[START Entries]

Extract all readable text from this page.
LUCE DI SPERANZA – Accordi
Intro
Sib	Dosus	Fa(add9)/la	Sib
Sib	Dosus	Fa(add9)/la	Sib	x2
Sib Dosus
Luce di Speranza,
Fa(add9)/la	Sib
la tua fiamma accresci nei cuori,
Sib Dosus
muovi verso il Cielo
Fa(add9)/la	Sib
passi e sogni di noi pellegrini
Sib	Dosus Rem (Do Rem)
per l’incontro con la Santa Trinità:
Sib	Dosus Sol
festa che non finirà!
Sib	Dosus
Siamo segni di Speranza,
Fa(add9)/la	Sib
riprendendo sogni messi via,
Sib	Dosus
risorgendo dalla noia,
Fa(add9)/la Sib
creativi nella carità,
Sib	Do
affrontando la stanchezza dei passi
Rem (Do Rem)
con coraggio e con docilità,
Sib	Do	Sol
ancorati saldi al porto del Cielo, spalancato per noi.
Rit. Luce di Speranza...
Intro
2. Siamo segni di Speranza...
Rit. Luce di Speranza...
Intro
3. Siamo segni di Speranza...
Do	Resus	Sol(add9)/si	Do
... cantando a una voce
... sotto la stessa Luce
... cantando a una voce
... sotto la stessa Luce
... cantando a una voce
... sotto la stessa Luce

[END Entries]

### Given request:
State the count of lines holding the string "Dosus" in the listing above, and nothing else.

### Solution to this exercise:
8